§ **DIRECTIONS**:
Render the material again word for word, skipping the pictures in it.

Records that describe figures:
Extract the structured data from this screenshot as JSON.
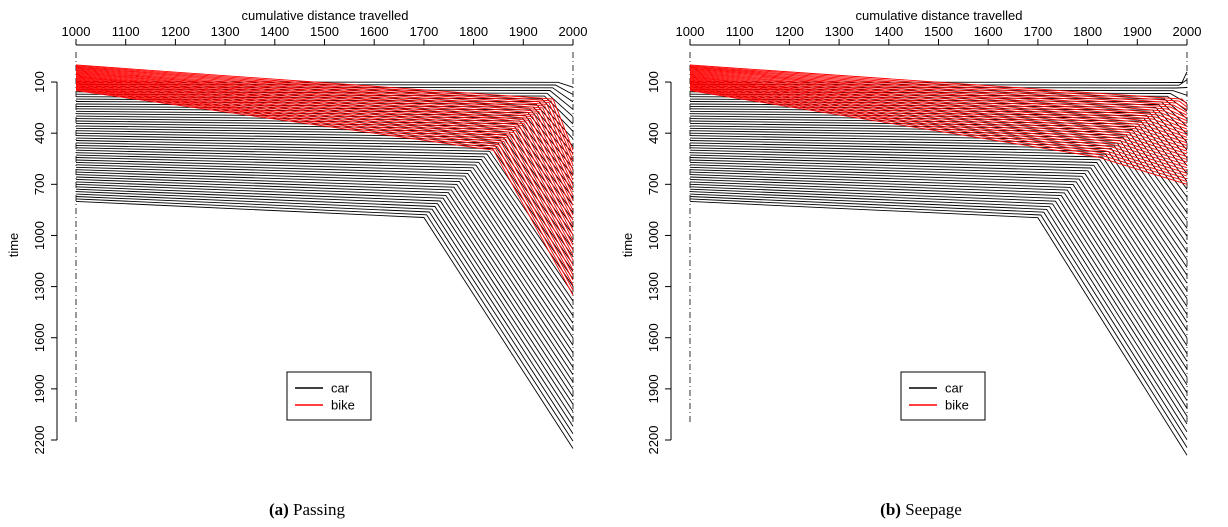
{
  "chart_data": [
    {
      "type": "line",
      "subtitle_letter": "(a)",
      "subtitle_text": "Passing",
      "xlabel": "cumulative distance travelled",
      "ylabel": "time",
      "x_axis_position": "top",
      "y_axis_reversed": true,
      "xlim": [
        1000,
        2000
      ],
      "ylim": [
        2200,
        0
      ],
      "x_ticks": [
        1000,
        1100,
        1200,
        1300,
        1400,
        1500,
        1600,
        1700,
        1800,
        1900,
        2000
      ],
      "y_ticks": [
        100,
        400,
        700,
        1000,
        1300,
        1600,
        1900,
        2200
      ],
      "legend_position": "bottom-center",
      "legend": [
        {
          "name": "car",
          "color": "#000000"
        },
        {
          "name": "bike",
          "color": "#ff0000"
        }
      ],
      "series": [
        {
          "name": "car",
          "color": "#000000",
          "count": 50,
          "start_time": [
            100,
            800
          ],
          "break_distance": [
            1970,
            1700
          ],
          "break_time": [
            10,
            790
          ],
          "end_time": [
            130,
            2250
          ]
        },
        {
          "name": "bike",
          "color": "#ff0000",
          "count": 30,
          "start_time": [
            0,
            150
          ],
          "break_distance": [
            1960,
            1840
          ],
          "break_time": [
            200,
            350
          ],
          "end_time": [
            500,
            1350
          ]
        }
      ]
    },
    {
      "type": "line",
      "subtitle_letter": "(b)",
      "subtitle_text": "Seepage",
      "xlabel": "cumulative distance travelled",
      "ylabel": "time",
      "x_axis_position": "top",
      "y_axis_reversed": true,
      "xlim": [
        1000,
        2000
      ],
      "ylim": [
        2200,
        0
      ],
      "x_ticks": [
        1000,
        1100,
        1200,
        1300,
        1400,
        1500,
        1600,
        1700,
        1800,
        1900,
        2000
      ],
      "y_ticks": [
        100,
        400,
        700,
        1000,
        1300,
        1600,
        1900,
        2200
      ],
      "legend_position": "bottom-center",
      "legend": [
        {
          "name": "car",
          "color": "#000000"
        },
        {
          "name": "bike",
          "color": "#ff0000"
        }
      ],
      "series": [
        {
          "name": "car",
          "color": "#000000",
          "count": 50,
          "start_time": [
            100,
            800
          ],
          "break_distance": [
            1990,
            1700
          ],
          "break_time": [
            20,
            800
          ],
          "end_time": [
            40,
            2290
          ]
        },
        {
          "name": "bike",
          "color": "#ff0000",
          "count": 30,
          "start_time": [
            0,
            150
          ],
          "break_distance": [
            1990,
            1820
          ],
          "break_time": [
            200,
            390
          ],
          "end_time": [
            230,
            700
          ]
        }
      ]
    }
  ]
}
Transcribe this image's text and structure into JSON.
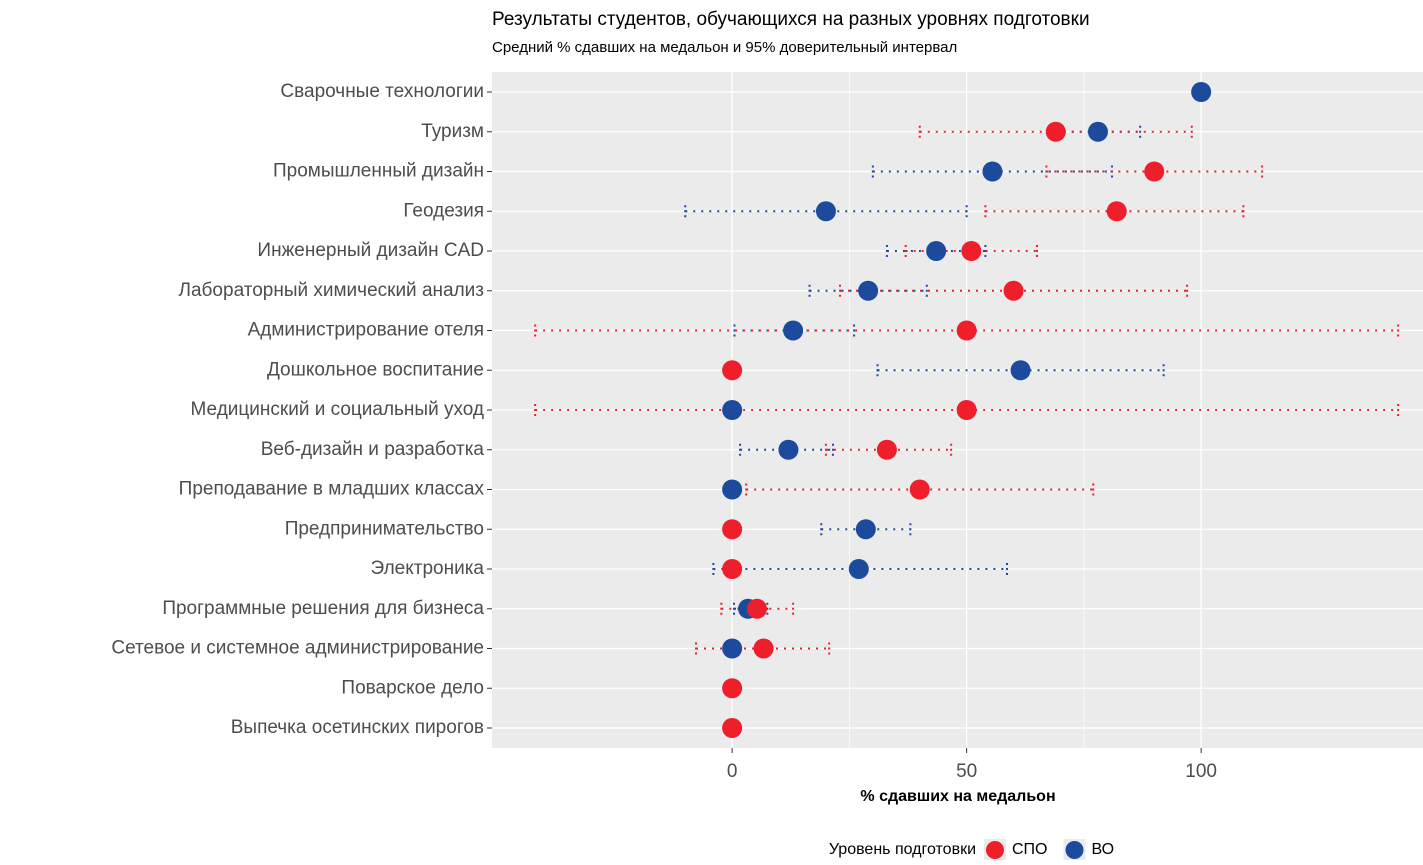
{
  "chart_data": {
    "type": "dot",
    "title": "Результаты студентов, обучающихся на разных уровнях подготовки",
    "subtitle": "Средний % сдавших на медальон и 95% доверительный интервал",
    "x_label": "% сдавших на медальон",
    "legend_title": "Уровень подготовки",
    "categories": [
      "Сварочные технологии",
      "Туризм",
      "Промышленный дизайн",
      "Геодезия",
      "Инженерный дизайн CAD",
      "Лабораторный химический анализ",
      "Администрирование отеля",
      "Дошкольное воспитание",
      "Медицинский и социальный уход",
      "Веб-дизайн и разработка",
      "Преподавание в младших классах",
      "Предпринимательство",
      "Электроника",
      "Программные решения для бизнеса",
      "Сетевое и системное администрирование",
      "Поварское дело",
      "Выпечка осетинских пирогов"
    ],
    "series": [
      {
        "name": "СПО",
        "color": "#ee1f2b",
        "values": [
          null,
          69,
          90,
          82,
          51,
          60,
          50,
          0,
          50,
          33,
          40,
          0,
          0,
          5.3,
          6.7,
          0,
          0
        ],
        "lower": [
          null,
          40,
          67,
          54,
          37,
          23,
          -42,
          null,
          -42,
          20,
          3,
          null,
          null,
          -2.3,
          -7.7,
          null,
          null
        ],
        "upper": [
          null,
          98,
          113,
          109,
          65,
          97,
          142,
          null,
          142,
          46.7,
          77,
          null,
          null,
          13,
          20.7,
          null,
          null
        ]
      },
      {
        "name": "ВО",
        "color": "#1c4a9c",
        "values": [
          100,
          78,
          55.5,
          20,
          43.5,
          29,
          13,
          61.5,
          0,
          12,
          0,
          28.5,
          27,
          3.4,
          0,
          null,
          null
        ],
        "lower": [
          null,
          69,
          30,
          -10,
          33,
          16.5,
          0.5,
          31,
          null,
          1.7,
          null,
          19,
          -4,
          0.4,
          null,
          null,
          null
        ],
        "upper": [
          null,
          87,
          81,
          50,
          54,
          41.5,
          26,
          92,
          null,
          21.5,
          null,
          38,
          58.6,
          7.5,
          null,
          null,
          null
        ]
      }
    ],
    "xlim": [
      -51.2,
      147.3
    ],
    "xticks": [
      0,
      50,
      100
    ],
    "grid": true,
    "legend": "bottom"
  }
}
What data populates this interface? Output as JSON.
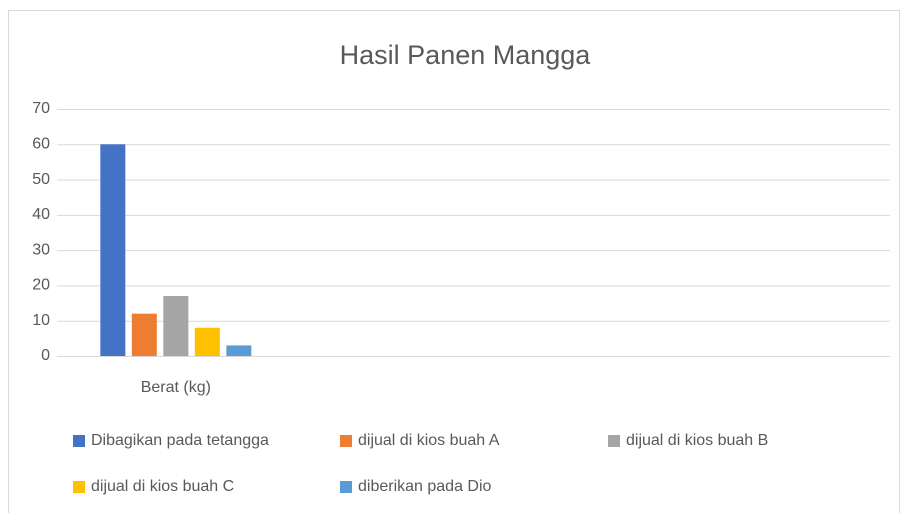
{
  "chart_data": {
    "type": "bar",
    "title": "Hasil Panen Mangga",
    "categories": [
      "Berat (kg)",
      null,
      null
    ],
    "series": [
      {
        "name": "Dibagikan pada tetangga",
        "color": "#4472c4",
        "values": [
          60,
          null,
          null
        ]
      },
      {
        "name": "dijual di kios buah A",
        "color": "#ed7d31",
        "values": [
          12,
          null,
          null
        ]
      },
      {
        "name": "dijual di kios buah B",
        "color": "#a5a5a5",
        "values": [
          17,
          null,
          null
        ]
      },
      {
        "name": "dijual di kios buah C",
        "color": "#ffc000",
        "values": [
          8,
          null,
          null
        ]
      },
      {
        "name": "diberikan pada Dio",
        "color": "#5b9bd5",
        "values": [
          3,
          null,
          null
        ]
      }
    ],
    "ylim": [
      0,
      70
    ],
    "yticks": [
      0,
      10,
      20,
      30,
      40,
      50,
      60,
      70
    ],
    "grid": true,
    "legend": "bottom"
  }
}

§ **RESPONSE TO THIS TASK**:
Extract the structured data from this screenshot as JSON.
{
  "chart_data": [
    {
      "type": "line",
      "subtitle_letter": "(a)",
      "subtitle_text": "Passing",
      "xlabel": "cumulative distance travelled",
      "ylabel": "time",
      "x_axis_position": "top",
      "y_axis_reversed": true,
      "xlim": [
        1000,
        2000
      ],
      "ylim": [
        2200,
        0
      ],
      "x_ticks": [
        1000,
        1100,
        1200,
        1300,
        1400,
        1500,
        1600,
        1700,
        1800,
        1900,
        2000
      ],
      "y_ticks": [
        100,
        400,
        700,
        1000,
        1300,
        1600,
        1900,
        2200
      ],
      "legend_position": "bottom-center",
      "legend": [
        {
          "name": "car",
          "color": "#000000"
        },
        {
          "name": "bike",
          "color": "#ff0000"
        }
      ],
      "series": [
        {
          "name": "car",
          "color": "#000000",
          "count": 50,
          "start_time": [
            100,
            800
          ],
          "break_distance": [
            1970,
            1700
          ],
          "break_time": [
            10,
            790
          ],
          "end_time": [
            130,
            2250
          ]
        },
        {
          "name": "bike",
          "color": "#ff0000",
          "count": 30,
          "start_time": [
            0,
            150
          ],
          "break_distance": [
            1960,
            1840
          ],
          "break_time": [
            200,
            350
          ],
          "end_time": [
            500,
            1350
          ]
        }
      ]
    },
    {
      "type": "line",
      "subtitle_letter": "(b)",
      "subtitle_text": "Seepage",
      "xlabel": "cumulative distance travelled",
      "ylabel": "time",
      "x_axis_position": "top",
      "y_axis_reversed": true,
      "xlim": [
        1000,
        2000
      ],
      "ylim": [
        2200,
        0
      ],
      "x_ticks": [
        1000,
        1100,
        1200,
        1300,
        1400,
        1500,
        1600,
        1700,
        1800,
        1900,
        2000
      ],
      "y_ticks": [
        100,
        400,
        700,
        1000,
        1300,
        1600,
        1900,
        2200
      ],
      "legend_position": "bottom-center",
      "legend": [
        {
          "name": "car",
          "color": "#000000"
        },
        {
          "name": "bike",
          "color": "#ff0000"
        }
      ],
      "series": [
        {
          "name": "car",
          "color": "#000000",
          "count": 50,
          "start_time": [
            100,
            800
          ],
          "break_distance": [
            1990,
            1700
          ],
          "break_time": [
            20,
            800
          ],
          "end_time": [
            40,
            2290
          ]
        },
        {
          "name": "bike",
          "color": "#ff0000",
          "count": 30,
          "start_time": [
            0,
            150
          ],
          "break_distance": [
            1990,
            1820
          ],
          "break_time": [
            200,
            390
          ],
          "end_time": [
            230,
            700
          ]
        }
      ]
    }
  ]
}
Transcribe this image's text and structure into JSON.
{
  "chart_data": {
    "type": "dot",
    "title": "Результаты студентов, обучающихся на разных уровнях подготовки",
    "subtitle": "Средний % сдавших на медальон и 95% доверительный интервал",
    "x_label": "% сдавших на медальон",
    "legend_title": "Уровень подготовки",
    "categories": [
      "Сварочные технологии",
      "Туризм",
      "Промышленный дизайн",
      "Геодезия",
      "Инженерный дизайн CAD",
      "Лабораторный химический анализ",
      "Администрирование отеля",
      "Дошкольное воспитание",
      "Медицинский и социальный уход",
      "Веб-дизайн и разработка",
      "Преподавание в младших классах",
      "Предпринимательство",
      "Электроника",
      "Программные решения для бизнеса",
      "Сетевое и системное администрирование",
      "Поварское дело",
      "Выпечка осетинских пирогов"
    ],
    "series": [
      {
        "name": "СПО",
        "color": "#ee1f2b",
        "values": [
          null,
          69,
          90,
          82,
          51,
          60,
          50,
          0,
          50,
          33,
          40,
          0,
          0,
          5.3,
          6.7,
          0,
          0
        ],
        "lower": [
          null,
          40,
          67,
          54,
          37,
          23,
          -42,
          null,
          -42,
          20,
          3,
          null,
          null,
          -2.3,
          -7.7,
          null,
          null
        ],
        "upper": [
          null,
          98,
          113,
          109,
          65,
          97,
          142,
          null,
          142,
          46.7,
          77,
          null,
          null,
          13,
          20.7,
          null,
          null
        ]
      },
      {
        "name": "ВО",
        "color": "#1c4a9c",
        "values": [
          100,
          78,
          55.5,
          20,
          43.5,
          29,
          13,
          61.5,
          0,
          12,
          0,
          28.5,
          27,
          3.4,
          0,
          null,
          null
        ],
        "lower": [
          null,
          69,
          30,
          -10,
          33,
          16.5,
          0.5,
          31,
          null,
          1.7,
          null,
          19,
          -4,
          0.4,
          null,
          null,
          null
        ],
        "upper": [
          null,
          87,
          81,
          50,
          54,
          41.5,
          26,
          92,
          null,
          21.5,
          null,
          38,
          58.6,
          7.5,
          null,
          null,
          null
        ]
      }
    ],
    "xlim": [
      -51.2,
      147.3
    ],
    "xticks": [
      0,
      50,
      100
    ],
    "grid": true,
    "legend": "bottom"
  }
}
What data populates this interface? Output as JSON.
{
  "chart_data": {
    "type": "bar",
    "title": "Hasil Panen Mangga",
    "categories": [
      "Berat (kg)",
      null,
      null
    ],
    "series": [
      {
        "name": "Dibagikan pada tetangga",
        "color": "#4472c4",
        "values": [
          60,
          null,
          null
        ]
      },
      {
        "name": "dijual di kios buah A",
        "color": "#ed7d31",
        "values": [
          12,
          null,
          null
        ]
      },
      {
        "name": "dijual di kios buah B",
        "color": "#a5a5a5",
        "values": [
          17,
          null,
          null
        ]
      },
      {
        "name": "dijual di kios buah C",
        "color": "#ffc000",
        "values": [
          8,
          null,
          null
        ]
      },
      {
        "name": "diberikan pada Dio",
        "color": "#5b9bd5",
        "values": [
          3,
          null,
          null
        ]
      }
    ],
    "ylim": [
      0,
      70
    ],
    "yticks": [
      0,
      10,
      20,
      30,
      40,
      50,
      60,
      70
    ],
    "grid": true,
    "legend": "bottom"
  }
}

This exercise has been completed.